## Begin RECORDS TO PROCESS

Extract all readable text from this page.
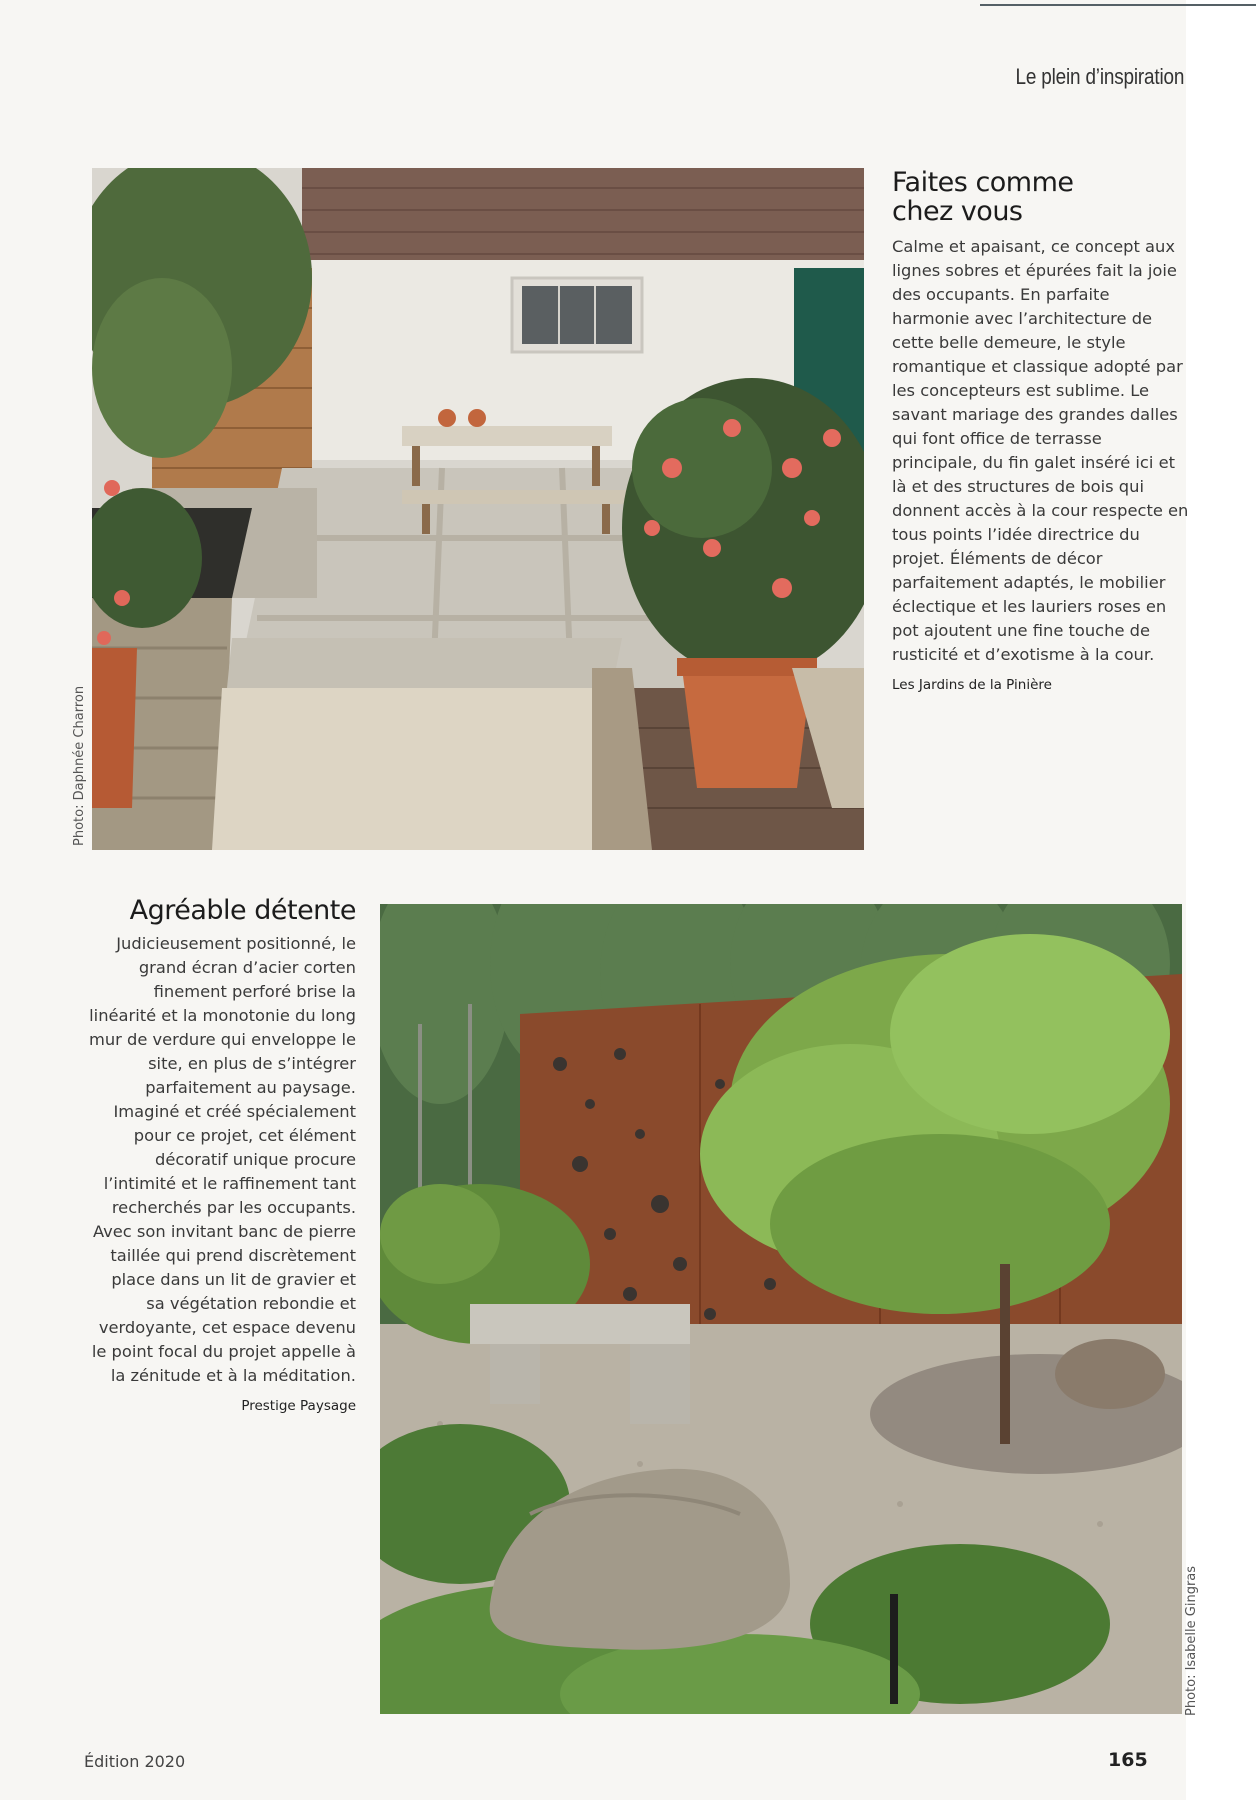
Le plein d’inspiration
Photo: Daphnée Charron
Faites comme
chez vous
Calme et apaisant, ce concept aux lignes sobres et épurées fait la joie des occupants. En parfaite harmonie avec l’architecture de cette belle demeure, le style romantique et classique adopté par les concepteurs est sublime. Le savant mariage des grandes dalles qui font office de terrasse principale, du fin galet inséré ici et là et des structures de bois qui donnent accès à la cour respecte en tous points l’idée directrice du projet. Éléments de décor parfaitement adaptés, le mobilier éclectique et les lauriers roses en pot ajoutent une fine touche de rusticité et d’exotisme à la cour.
Les Jardins de la Pinière
Agréable détente
Judicieusement positionné, le grand écran d’acier corten finement perforé brise la linéarité et la monotonie du long mur de verdure qui enveloppe le site, en plus de s’intégrer parfaitement au paysage. Imaginé et créé spécialement pour ce projet, cet élément décoratif unique procure l’intimité et le raffinement tant recherchés par les occupants. Avec son invitant banc de pierre taillée qui prend discrètement place dans un lit de gravier et sa végétation rebondie et verdoyante, cet espace devenu le point focal du projet appelle à la zénitude et à la méditation.
Prestige Paysage
Photo: Isabelle Gingras
Édition 2020	165
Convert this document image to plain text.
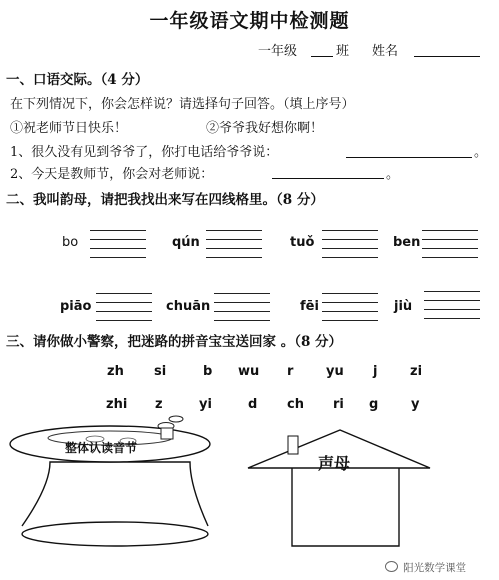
一年级语文期中检测题
一年级	班 姓名
一、口语交际。（4 分）
在下列情况下，你会怎样说？请选择句子回答。（填上序号）
①祝老师节日快乐！	②爷爷我好想你啊！
1、很久没有见到爷爷了，你打电话给爷爷说：	。
2、今天是教师节，你会对老师说：	。
二、我叫韵母，请把我找出来写在四线格里。（8 分）
bo	qún	tuǒ	ben
piāo	chuān	fēi	jiù
三、请你做小警察，把迷路的拼音宝宝送回家 。（8 分）
zh si	b wu r	yu j	zi
zhi z	yi	d ch ri g	y
整体认读音节
声母
阳光数学课堂
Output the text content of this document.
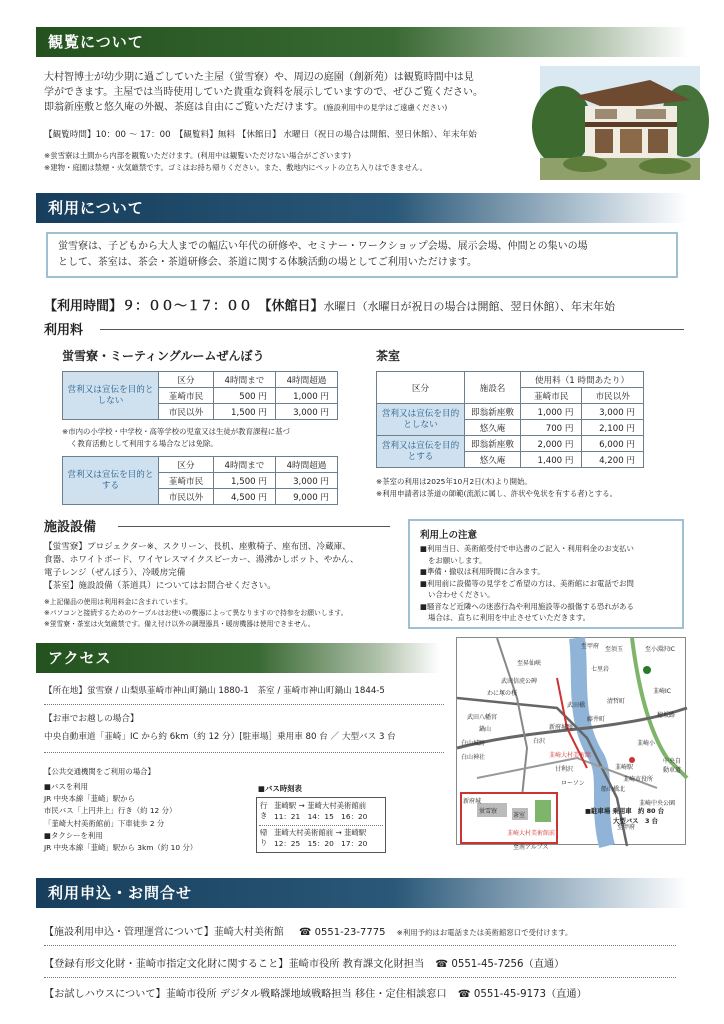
観覧について
大村智博士が幼少期に過ごしていた主屋（蛍雪寮）や、周辺の庭園（創新苑）は観覧時間中は見
学ができます。主屋では当時使用していた貴重な資料を展示していますので、ぜひご覧ください。
即翁新座敷と悠久庵の外観、茶庭は自由にご覧いただけます。(施設利用中の見学はご遠慮ください)
【観覧時間】10：00 ～ 17：00　【観覧料】無料 【休館日】 水曜日（祝日の場合は開館、翌日休館）、年末年始
※蛍雪寮は土間から内部を観覧いただけます。(利用中は観覧いただけない場合がございます)
※建物・庭園は禁煙・火気厳禁です。ゴミはお持ち帰りください。また、敷地内にペットの立ち入りはできません。
利用について
蛍雪寮は、子どもから大人までの幅広い年代の研修や、セミナー・ワークショップ会場、展示会場、仲間との集いの場
として、茶室は、茶会・茶道研修会、茶道に関する体験活動の場としてご利用いただけます。
【利用時間】９：００～１７：００　【休館日】水曜日（水曜日が祝日の場合は開館、翌日休館）、年末年始
利用料
蛍雪寮・ミーティングルームぜんぼう
営利又は宣伝を目的としない	区分	4時間まで	4時間超過
	韮崎市民	500 円	1,000 円
	市民以外	1,500 円	3,000 円
※市内の小学校・中学校・高等学校の児童又は生徒が教育課程に基づ
く教育活動として利用する場合などは免除。
営利又は宣伝を目的とする	区分	4時間まで	4時間超過
	韮崎市民	1,500 円	3,000 円
	市民以外	4,500 円	9,000 円
茶室
区分	施設名	使用料（1 時間あたり）	
		韮崎市民	市民以外
営利又は宣伝を目的としない	即翁新座敷	1,000 円	3,000 円
	悠久庵	700 円	2,100 円
営利又は宣伝を目的とする	即翁新座敷	2,000 円	6,000 円
	悠久庵	1,400 円	4,200 円
※茶室の利用は2025年10月2日(木)より開始。
※利用申請者は茶道の師範(流派に属し、許状や免状を有する者)とする。
施設設備
【蛍雪寮】プロジェクター※、スクリーン、長机、座敷椅子、座布団、冷蔵庫、
食器、ホワイトボード、ワイヤレスマイクスピーカー、湯沸かしポット、やかん、
電子レンジ（ぜんぼう）、冷暖房完備
【茶室】施設設備（茶道具）についてはお問合せください。
※上記備品の使用は利用料金に含まれています。
※パソコンと接続するためのケーブルはお使いの機器によって異なりますので持参をお願いします。
※蛍雪寮・茶室は火気厳禁です。備え付け以外の調理器具・暖房機器は使用できません。
利用上の注意
■利用当日、美術館受付で申込書のご記入・利用料金のお支払い
をお願いします。
■準備・撤収は利用時間に含みます。
■利用前に設備等の見学をご希望の方は、美術館にお電話でお問
い合わせください。
■騒音など近隣への迷惑行為や利用施設等の損傷する恐れがある
場合は、直ちに利用を中止させていただきます。
アクセス
【所在地】蛍雪寮 / 山梨県韮崎市神山町鍋山 1880-1　茶室 / 韮崎市神山町鍋山 1844-5
【お車でお越しの場合】
中央自動車道「韮崎」IC から約 6km（約 12 分）[駐車場］乗用車 80 台 ／ 大型バス 3 台
【公共交通機関をご利用の場合】
■バスを利用
JR 中央本線「韮崎」駅から
市民バス「上円井上」行き（約 12 分）
「韮崎大村美術館前」下車徒歩 2 分
■タクシーを利用
JR 中央本線「韮崎」駅から 3km（約 10 分）
■バス時刻表
行き
韮崎駅 → 韮崎大村美術館前
11：21　14：15　16：20
帰り
韮崎大村美術館前 → 韮崎駅
12：25　15：20　17：20
至甲府
七里岩
至小淵沢IC
至須玉
武田信虎公碑
わに塚の桜
武田八幡宮
白山城跡
白山神社	韮崎大村美術館
白沢
甘利沢
ローソン
新府城跡
韮崎IC
穂坂路
韮崎小
船山橋北
至甲府
中央自動車道
韮崎駅
新府城
蛍雪寮
茶室
韮崎大村美術館前
藤井町
清哲町
韮崎市役所
至南アルプス
至昇仙峡
鍋山
武田橋
韮崎中央公園
■駐車場 乗用車　約 80 台
大型バス　3 台
利用申込・お問合せ
【施設利用申込・管理運営について】韮崎大村美術館 ☎ 0551-23-7775 ※利用予約はお電話または美術館窓口で受付けます。
【登録有形文化財・韮崎市指定文化財に関すること】韮崎市役所 教育課文化財担当 ☎ 0551-45-7256（直通）
【お試しハウスについて】韮崎市役所 デジタル戦略課地域戦略担当 移住・定住相談窓口 ☎ 0551-45-9173（直通）
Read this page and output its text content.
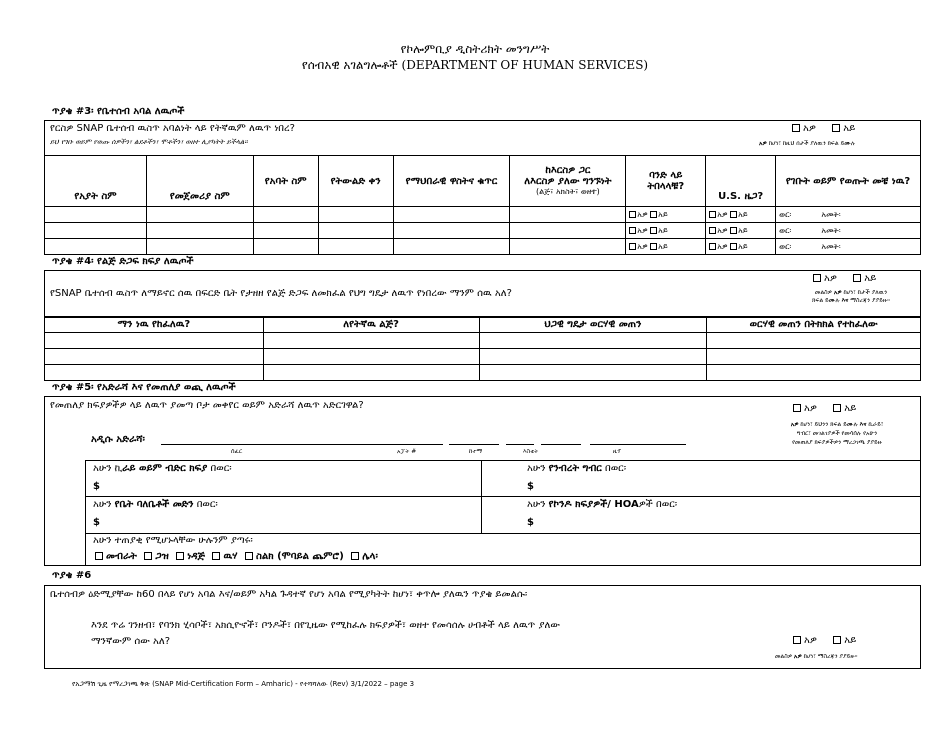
የኮሎምቢያ ዲስትሪክት መንግሥት
የሰብአዊ አገልግሎቶች (DEPARTMENT OF HUMAN SERVICES)
ጥያቄ #3፡ የቤተሰብ አባል ለዉጦች
የርስዎ SNAP ቤተሰብ ዉስጥ አባልነት ላይ የትኛዉም ለዉጥ ነበረ?
ይህ የገቡ ወይም የወጡ ሰዎችን፣ ልደቶችን፣ ሞቶችን፣ ወዘተ ሊያካትት ይችላል።
አዎ	አይ
አዎ ከሆነ፣ ከዚህ በታች ያለዉን ክፍል ይሙሉ
የአያት ስም	የመጀመሪያ ስም	የአባት ስም	የትውልድ ቀን	የማህበራዊ ዋስትና ቁጥር	ከእርስዎ ጋር
ለእርስዎ ያለው ግንኙነት
(ልጅ፣ አክስት፣ ወዘተ)	ባንድ ላይ ትበላላቹ?	U.S. ዜጋ?	የገቡት ወይም የወጡት መቼ ነዉ?
						አዎ አይ	አዎ አይ	ወር፡ አመት፡
						አዎ አይ	አዎ አይ	ወር፡ አመት፡
						አዎ አይ	አዎ አይ	ወር፡ አመት፡
ጥያቄ #4፡ የልጅ ድጋፍ ክፍያ ለዉጦች
የSNAP ቤተሰብ ዉስጥ ለማይኖር ሰዉ በፍርድ ቤት የታዘዘ የልጅ ድጋፍ ለመክፈል የህግ ግዴታ ለዉጥ የነበረው ማንም ሰዉ አለ?
አዎ	አይ
መልስዎ አዎ ከሆነ፣ ከታች ያለዉን
ክፍል ይሙሉ እና ማስረጃን ያያይዙ።
ማን ነዉ የከፈለዉ?	ለየትኛዉ ልጅ?	ህጋዊ ግዴታ ወርሃዊ መጠን	ወርሃዊ መጠን በትክክል የተከፈለው

ጥያቄ #5፡ የአድራሻ እና የመጠለያ ወጪ ለዉጦች
የመጠለያ ክፍያዎችዎ ላይ ለዉጥ ያመጣ ቦታ መቀየር ወይም አድራሻ ለዉጥ አድርገዋል?	አዎ	አይ
አዎ ከሆነ፣ ይህንን ክፍል ይሙሉ እና ኪራይ፣
ግብር፣ መገልገያዎች የመሳሰሉ የአሁን
የመጠለያ ክፍያዎችዎን ማረጋገጫ ያያይዙ
አዲሱ አድራሻ፡
ሰፈር	አፓት #	ከተማ	እስቴት	ዚፕ
አሁን ኪራይ ወይም ብድር ክፍያ በወር፡
$
አሁን የንብረት ግብር በወር፡
$
አሁን የቤት ባለቤቶች መድን በወር፡
$
አሁን የኮንዶ ክፍያዎች/ HOAዎች በወር፡
$
አሁን ተጠያቂ የሚሆኑላቸው ሁሉንም ያጣሩ፡
መብራት ጋዝ ነዳጅ ዉሃ ስልክ (ሞባይል ጨምሮ) ሌላ፡
ጥያቄ #6
ቤተሰብዎ ዕድሚያቸው ከ60 በላይ የሆነ አባል እና/ወይም አካል ጉዳተኛ የሆነ አባል የሚያካትት ከሆነ፣ ቀጥሎ ያለዉን ጥያቄ ይመልሱ፡
እንደ ጥሬ ገንዘብ፣ የባንክ ሂሳቦች፣ አክሲዮኖች፣ ቦንዶች፣ በየጊዜው የሚከፈሉ ክፍያዎች፣ ወዘተ የመሳሰሉ ሀብቶች ላይ ለዉጥ ያለው
ማንኛውም ሰው አለ?	አዎ	አይ
መልስዎ አዎ ከሆነ፣ ማስረጃን ያያይዙ።
የአጋማሽ ጊዜ የማረጋገጫ ቅጽ (SNAP Mid-Certification Form – Amharic) - የተሻሻለው (Rev) 3/1/2022 – page 3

## End RECORDS TO PROCESS

▶ [PROBLEM REQUIREMENTS]: Output only the lines running from the line with "Read this page and output its text content." through the last line of the entries above, inclusive, with pictures excluded.

▶ [FULL RESPONSE]:
Read this page and output its text content.
የኮሎምቢያ ዲስትሪክት መንግሥት
የሰብአዊ አገልግሎቶች (DEPARTMENT OF HUMAN SERVICES)
ጥያቄ #3፡ የቤተሰብ አባል ለዉጦች
የርስዎ SNAP ቤተሰብ ዉስጥ አባልነት ላይ የትኛዉም ለዉጥ ነበረ?
ይህ የገቡ ወይም የወጡ ሰዎችን፣ ልደቶችን፣ ሞቶችን፣ ወዘተ ሊያካትት ይችላል።
አዎ	አይ
አዎ ከሆነ፣ ከዚህ በታች ያለዉን ክፍል ይሙሉ
የአያት ስም	የመጀመሪያ ስም	የአባት ስም	የትውልድ ቀን	የማህበራዊ ዋስትና ቁጥር	ከእርስዎ ጋር
ለእርስዎ ያለው ግንኙነት
(ልጅ፣ አክስት፣ ወዘተ)	ባንድ ላይ ትበላላቹ?	U.S. ዜጋ?	የገቡት ወይም የወጡት መቼ ነዉ?
						አዎ አይ	አዎ አይ	ወር፡ አመት፡
						አዎ አይ	አዎ አይ	ወር፡ አመት፡
						አዎ አይ	አዎ አይ	ወር፡ አመት፡
ጥያቄ #4፡ የልጅ ድጋፍ ክፍያ ለዉጦች
የSNAP ቤተሰብ ዉስጥ ለማይኖር ሰዉ በፍርድ ቤት የታዘዘ የልጅ ድጋፍ ለመክፈል የህግ ግዴታ ለዉጥ የነበረው ማንም ሰዉ አለ?
አዎ	አይ
መልስዎ አዎ ከሆነ፣ ከታች ያለዉን
ክፍል ይሙሉ እና ማስረጃን ያያይዙ።
ማን ነዉ የከፈለዉ?	ለየትኛዉ ልጅ?	ህጋዊ ግዴታ ወርሃዊ መጠን	ወርሃዊ መጠን በትክክል የተከፈለው

ጥያቄ #5፡ የአድራሻ እና የመጠለያ ወጪ ለዉጦች
የመጠለያ ክፍያዎችዎ ላይ ለዉጥ ያመጣ ቦታ መቀየር ወይም አድራሻ ለዉጥ አድርገዋል?	አዎ	አይ
አዎ ከሆነ፣ ይህንን ክፍል ይሙሉ እና ኪራይ፣
ግብር፣ መገልገያዎች የመሳሰሉ የአሁን
የመጠለያ ክፍያዎችዎን ማረጋገጫ ያያይዙ
አዲሱ አድራሻ፡
ሰፈር	አፓት #	ከተማ	እስቴት	ዚፕ
አሁን ኪራይ ወይም ብድር ክፍያ በወር፡
$
አሁን የንብረት ግብር በወር፡
$
አሁን የቤት ባለቤቶች መድን በወር፡
$
አሁን የኮንዶ ክፍያዎች/ HOAዎች በወር፡
$
አሁን ተጠያቂ የሚሆኑላቸው ሁሉንም ያጣሩ፡
መብራት ጋዝ ነዳጅ ዉሃ ስልክ (ሞባይል ጨምሮ) ሌላ፡
ጥያቄ #6
ቤተሰብዎ ዕድሚያቸው ከ60 በላይ የሆነ አባል እና/ወይም አካል ጉዳተኛ የሆነ አባል የሚያካትት ከሆነ፣ ቀጥሎ ያለዉን ጥያቄ ይመልሱ፡
እንደ ጥሬ ገንዘብ፣ የባንክ ሂሳቦች፣ አክሲዮኖች፣ ቦንዶች፣ በየጊዜው የሚከፈሉ ክፍያዎች፣ ወዘተ የመሳሰሉ ሀብቶች ላይ ለዉጥ ያለው
ማንኛውም ሰው አለ?	አዎ	አይ
መልስዎ አዎ ከሆነ፣ ማስረጃን ያያይዙ።
የአጋማሽ ጊዜ የማረጋገጫ ቅጽ (SNAP Mid-Certification Form – Amharic) - የተሻሻለው (Rev) 3/1/2022 – page 3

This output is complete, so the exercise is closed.